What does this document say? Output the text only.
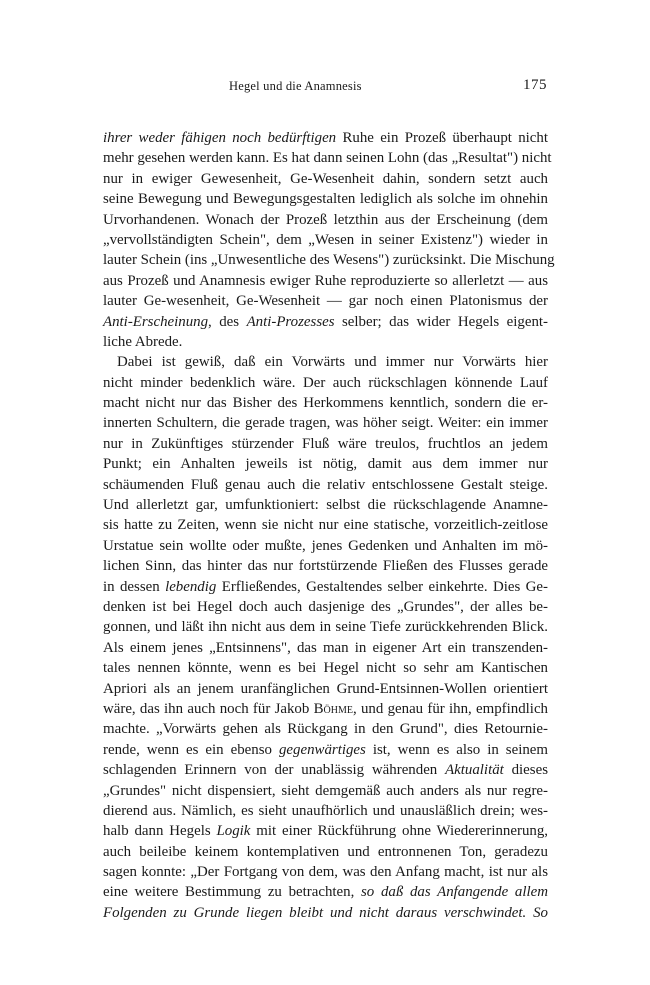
Hegel und die Anamnesis	175
ihrer weder fähigen noch bedürftigen Ruhe ein Prozeß überhaupt nicht
mehr gesehen werden kann. Es hat dann seinen Lohn (das „Resultat") nicht
nur in ewiger Gewesenheit, Ge-Wesenheit dahin, sondern setzt auch
seine Bewegung und Bewegungsgestalten lediglich als solche im ohnehin
Urvorhandenen. Wonach der Prozeß letzthin aus der Erscheinung (dem
„vervollständigten Schein", dem „Wesen in seiner Existenz") wieder in
lauter Schein (ins „Unwesentliche des Wesens") zurücksinkt. Die Mischung
aus Prozeß und Anamnesis ewiger Ruhe reproduzierte so allerletzt — aus
lauter Ge-wesenheit, Ge-Wesenheit — gar noch einen Platonismus der
Anti-Erscheinung, des Anti-Prozesses selber; das wider Hegels eigent-
liche Abrede.
Dabei ist gewiß, daß ein Vorwärts und immer nur Vorwärts hier
nicht minder bedenklich wäre. Der auch rückschlagen könnende Lauf
macht nicht nur das Bisher des Herkommens kenntlich, sondern die er-
innerten Schultern, die gerade tragen, was höher seigt. Weiter: ein immer
nur in Zukünftiges stürzender Fluß wäre treulos, fruchtlos an jedem
Punkt; ein Anhalten jeweils ist nötig, damit aus dem immer nur
schäumenden Fluß genau auch die relativ entschlossene Gestalt steige.
Und allerletzt gar, umfunktioniert: selbst die rückschlagende Anamne-
sis hatte zu Zeiten, wenn sie nicht nur eine statische, vorzeitlich-zeitlose
Urstatue sein wollte oder mußte, jenes Gedenken und Anhalten im mö-
lichen Sinn, das hinter das nur fortstürzende Fließen des Flusses gerade
in dessen lebendig Erfließendes, Gestaltendes selber einkehrte. Dies Ge-
denken ist bei Hegel doch auch dasjenige des „Grundes", der alles be-
gonnen, und läßt ihn nicht aus dem in seine Tiefe zurückkehrenden Blick.
Als einem jenes „Entsinnens", das man in eigener Art ein transzenden-
tales nennen könnte, wenn es bei Hegel nicht so sehr am Kantischen
Apriori als an jenem uranfänglichen Grund-Entsinnen-Wollen orientiert
wäre, das ihn auch noch für Jakob Böhme, und genau für ihn, empfindlich
machte. „Vorwärts gehen als Rückgang in den Grund", dies Retournie-
rende, wenn es ein ebenso gegenwärtiges ist, wenn es also in seinem
schlagenden Erinnern von der unablässig währenden Aktualität dieses
„Grundes" nicht dispensiert, sieht demgemäß auch anders als nur regre-
dierend aus. Nämlich, es sieht unaufhörlich und unausläßlich drein; wes-
halb dann Hegels Logik mit einer Rückführung ohne Wiedererinnerung,
auch beileibe keinem kontemplativen und entronnenen Ton, geradezu
sagen konnte: „Der Fortgang von dem, was den Anfang macht, ist nur als
eine weitere Bestimmung zu betrachten, so daß das Anfangende allem
Folgenden zu Grunde liegen bleibt und nicht daraus verschwindet. So
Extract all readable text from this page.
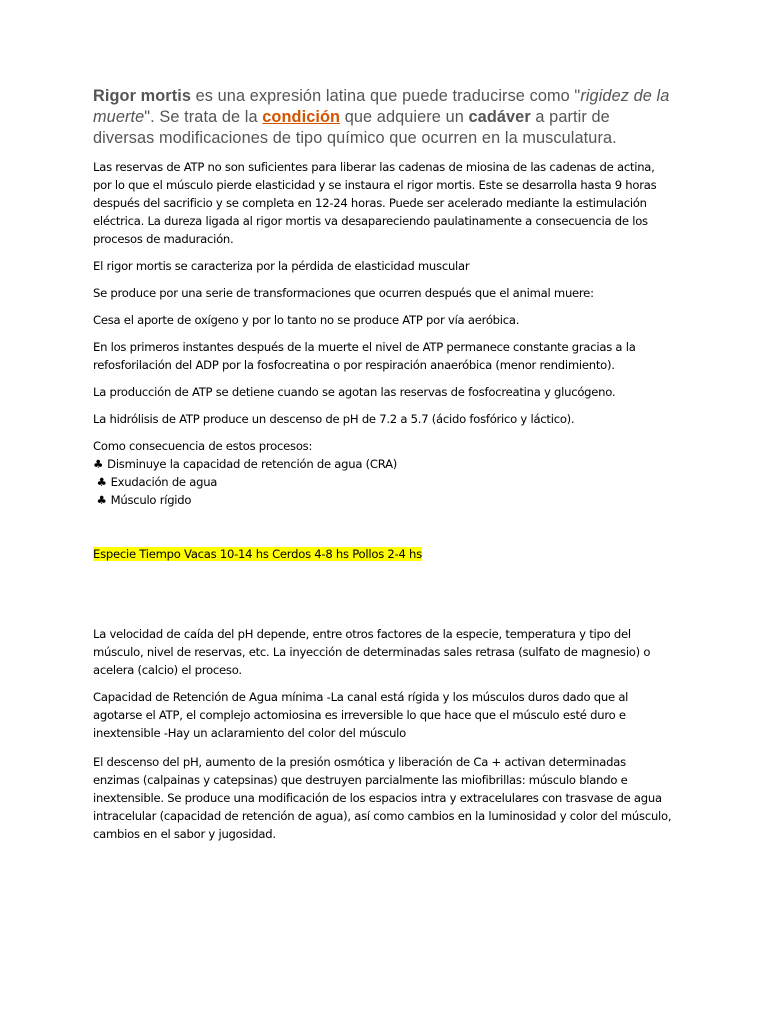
Rigor mortis es una expresión latina que puede traducirse como "rigidez de la muerte". Se trata de la condición que adquiere un cadáver a partir de diversas modificaciones de tipo químico que ocurren en la musculatura.

Las reservas de ATP no son suficientes para liberar las cadenas de miosina de las cadenas de actina, por lo que el músculo pierde elasticidad y se instaura el rigor mortis. Este se desarrolla hasta 9 horas después del sacrificio y se completa en 12-24 horas. Puede ser acelerado mediante la estimulación eléctrica. La dureza ligada al rigor mortis va desapareciendo paulatinamente a consecuencia de los procesos de maduración.

El rigor mortis se caracteriza por la pérdida de elasticidad muscular

Se produce por una serie de transformaciones que ocurren después que el animal muere:

Cesa el aporte de oxígeno y por lo tanto no se produce ATP por vía aeróbica.

En los primeros instantes después de la muerte el nivel de ATP permanece constante gracias a la refosforilación del ADP por la fosfocreatina o por respiración anaeróbica (menor rendimiento).

La producción de ATP se detiene cuando se agotan las reservas de fosfocreatina y glucógeno.

La hidrólisis de ATP produce un descenso de pH de 7.2 a 5.7 (ácido fosfórico y láctico).

Como consecuencia de estos procesos:

♣ Disminuye la capacidad de retención de agua (CRA)

♣ Exudación de agua

♣ Músculo rígido

Especie Tiempo Vacas 10-14 hs Cerdos 4-8 hs Pollos 2-4 hs

La velocidad de caída del pH depende, entre otros factores de la especie, temperatura y tipo del músculo, nivel de reservas, etc. La inyección de determinadas sales retrasa (sulfato de magnesio) o acelera (calcio) el proceso.

Capacidad de Retención de Agua mínima -La canal está rígida y los músculos duros dado que al agotarse el ATP, el complejo actomiosina es irreversible lo que hace que el músculo esté duro e inextensible -Hay un aclaramiento del color del músculo

El descenso del pH, aumento de la presión osmótica y liberación de Ca + activan determinadas enzimas (calpainas y catepsinas) que destruyen parcialmente las miofibrillas: músculo blando e inextensible. Se produce una modificación de los espacios intra y extracelulares con trasvase de agua intracelular (capacidad de retención de agua), así como cambios en la luminosidad y color del músculo, cambios en el sabor y jugosidad.
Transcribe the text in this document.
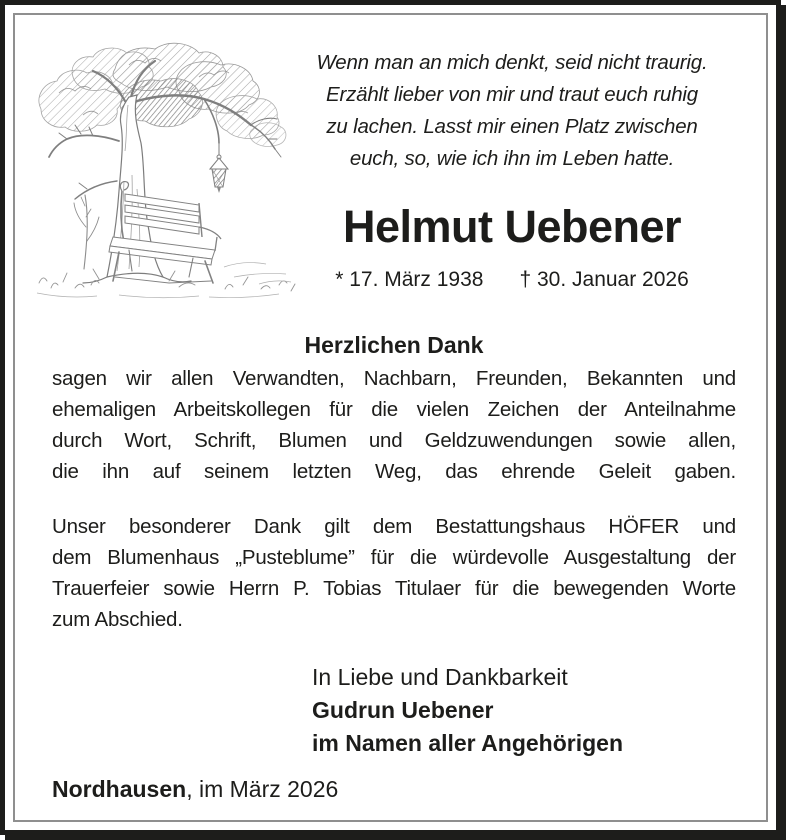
Wenn man an mich denkt, seid nicht traurig.
Erzählt lieber von mir und traut euch ruhig
zu lachen. Lasst mir einen Platz zwischen
euch, so, wie ich ihn im Leben hatte.
Helmut Uebener
* 17. März 1938 † 30. Januar 2026
Herzlichen Dank
sagen wir allen Verwandten, Nachbarn, Freunden, Bekannten und
ehemaligen Arbeitskollegen für die vielen Zeichen der Anteilnahme
durch Wort, Schrift, Blumen und Geldzuwendungen sowie allen,
die ihn auf seinem letzten Weg, das ehrende Geleit gaben.
Unser besonderer Dank gilt dem Bestattungshaus HÖFER und
dem Blumenhaus „Pusteblume” für die würdevolle Ausgestaltung der
Trauerfeier sowie Herrn P. Tobias Titulaer für die bewegenden Worte
zum Abschied.
In Liebe und Dankbarkeit
Gudrun Uebener
im Namen aller Angehörigen
Nordhausen, im März 2026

# Exercise description:
Print all of the entries word for word. Omit the pictures they contain.

# Written solution:
What does this document say? Output the text only.
Hegel und die Anamnesis	175
ihrer weder fähigen noch bedürftigen Ruhe ein Prozeß überhaupt nicht
mehr gesehen werden kann. Es hat dann seinen Lohn (das „Resultat") nicht
nur in ewiger Gewesenheit, Ge-Wesenheit dahin, sondern setzt auch
seine Bewegung und Bewegungsgestalten lediglich als solche im ohnehin
Urvorhandenen. Wonach der Prozeß letzthin aus der Erscheinung (dem
„vervollständigten Schein", dem „Wesen in seiner Existenz") wieder in
lauter Schein (ins „Unwesentliche des Wesens") zurücksinkt. Die Mischung
aus Prozeß und Anamnesis ewiger Ruhe reproduzierte so allerletzt — aus
lauter Ge-wesenheit, Ge-Wesenheit — gar noch einen Platonismus der
Anti-Erscheinung, des Anti-Prozesses selber; das wider Hegels eigent-
liche Abrede.
Dabei ist gewiß, daß ein Vorwärts und immer nur Vorwärts hier
nicht minder bedenklich wäre. Der auch rückschlagen könnende Lauf
macht nicht nur das Bisher des Herkommens kenntlich, sondern die er-
innerten Schultern, die gerade tragen, was höher seigt. Weiter: ein immer
nur in Zukünftiges stürzender Fluß wäre treulos, fruchtlos an jedem
Punkt; ein Anhalten jeweils ist nötig, damit aus dem immer nur
schäumenden Fluß genau auch die relativ entschlossene Gestalt steige.
Und allerletzt gar, umfunktioniert: selbst die rückschlagende Anamne-
sis hatte zu Zeiten, wenn sie nicht nur eine statische, vorzeitlich-zeitlose
Urstatue sein wollte oder mußte, jenes Gedenken und Anhalten im mö-
lichen Sinn, das hinter das nur fortstürzende Fließen des Flusses gerade
in dessen lebendig Erfließendes, Gestaltendes selber einkehrte. Dies Ge-
denken ist bei Hegel doch auch dasjenige des „Grundes", der alles be-
gonnen, und läßt ihn nicht aus dem in seine Tiefe zurückkehrenden Blick.
Als einem jenes „Entsinnens", das man in eigener Art ein transzenden-
tales nennen könnte, wenn es bei Hegel nicht so sehr am Kantischen
Apriori als an jenem uranfänglichen Grund-Entsinnen-Wollen orientiert
wäre, das ihn auch noch für Jakob Böhme, und genau für ihn, empfindlich
machte. „Vorwärts gehen als Rückgang in den Grund", dies Retournie-
rende, wenn es ein ebenso gegenwärtiges ist, wenn es also in seinem
schlagenden Erinnern von der unablässig währenden Aktualität dieses
„Grundes" nicht dispensiert, sieht demgemäß auch anders als nur regre-
dierend aus. Nämlich, es sieht unaufhörlich und unausläßlich drein; wes-
halb dann Hegels Logik mit einer Rückführung ohne Wiedererinnerung,
auch beileibe keinem kontemplativen und entronnenen Ton, geradezu
sagen konnte: „Der Fortgang von dem, was den Anfang macht, ist nur als
eine weitere Bestimmung zu betrachten, so daß das Anfangende allem
Folgenden zu Grunde liegen bleibt und nicht daraus verschwindet. So
Extract all readable text from this page.
Rigor mortis es una expresión latina que puede traducirse como "rigidez de la muerte". Se trata de la condición que adquiere un cadáver a partir de diversas modificaciones de tipo químico que ocurren en la musculatura.

Las reservas de ATP no son suficientes para liberar las cadenas de miosina de las cadenas de actina, por lo que el músculo pierde elasticidad y se instaura el rigor mortis. Este se desarrolla hasta 9 horas después del sacrificio y se completa en 12-24 horas. Puede ser acelerado mediante la estimulación eléctrica. La dureza ligada al rigor mortis va desapareciendo paulatinamente a consecuencia de los procesos de maduración.

El rigor mortis se caracteriza por la pérdida de elasticidad muscular

Se produce por una serie de transformaciones que ocurren después que el animal muere:

Cesa el aporte de oxígeno y por lo tanto no se produce ATP por vía aeróbica.

En los primeros instantes después de la muerte el nivel de ATP permanece constante gracias a la refosforilación del ADP por la fosfocreatina o por respiración anaeróbica (menor rendimiento).

La producción de ATP se detiene cuando se agotan las reservas de fosfocreatina y glucógeno.

La hidrólisis de ATP produce un descenso de pH de 7.2 a 5.7 (ácido fosfórico y láctico).

Como consecuencia de estos procesos:

♣ Disminuye la capacidad de retención de agua (CRA)

♣ Exudación de agua

♣ Músculo rígido

Especie Tiempo Vacas 10-14 hs Cerdos 4-8 hs Pollos 2-4 hs

La velocidad de caída del pH depende, entre otros factores de la especie, temperatura y tipo del músculo, nivel de reservas, etc. La inyección de determinadas sales retrasa (sulfato de magnesio) o acelera (calcio) el proceso.

Capacidad de Retención de Agua mínima -La canal está rígida y los músculos duros dado que al agotarse el ATP, el complejo actomiosina es irreversible lo que hace que el músculo esté duro e inextensible -Hay un aclaramiento del color del músculo

El descenso del pH, aumento de la presión osmótica y liberación de Ca + activan determinadas enzimas (calpainas y catepsinas) que destruyen parcialmente las miofibrillas: músculo blando e inextensible. Se produce una modificación de los espacios intra y extracelulares con trasvase de agua intracelular (capacidad de retención de agua), así como cambios en la luminosidad y color del músculo, cambios en el sabor y jugosidad.
Transcribe the text in this document.
Wenn man an mich denkt, seid nicht traurig.
Erzählt lieber von mir und traut euch ruhig
zu lachen. Lasst mir einen Platz zwischen
euch, so, wie ich ihn im Leben hatte.
Helmut Uebener
* 17. März 1938 † 30. Januar 2026
Herzlichen Dank
sagen wir allen Verwandten, Nachbarn, Freunden, Bekannten und
ehemaligen Arbeitskollegen für die vielen Zeichen der Anteilnahme
durch Wort, Schrift, Blumen und Geldzuwendungen sowie allen,
die ihn auf seinem letzten Weg, das ehrende Geleit gaben.
Unser besonderer Dank gilt dem Bestattungshaus HÖFER und
dem Blumenhaus „Pusteblume” für die würdevolle Ausgestaltung der
Trauerfeier sowie Herrn P. Tobias Titulaer für die bewegenden Worte
zum Abschied.
In Liebe und Dankbarkeit
Gudrun Uebener
im Namen aller Angehörigen
Nordhausen, im März 2026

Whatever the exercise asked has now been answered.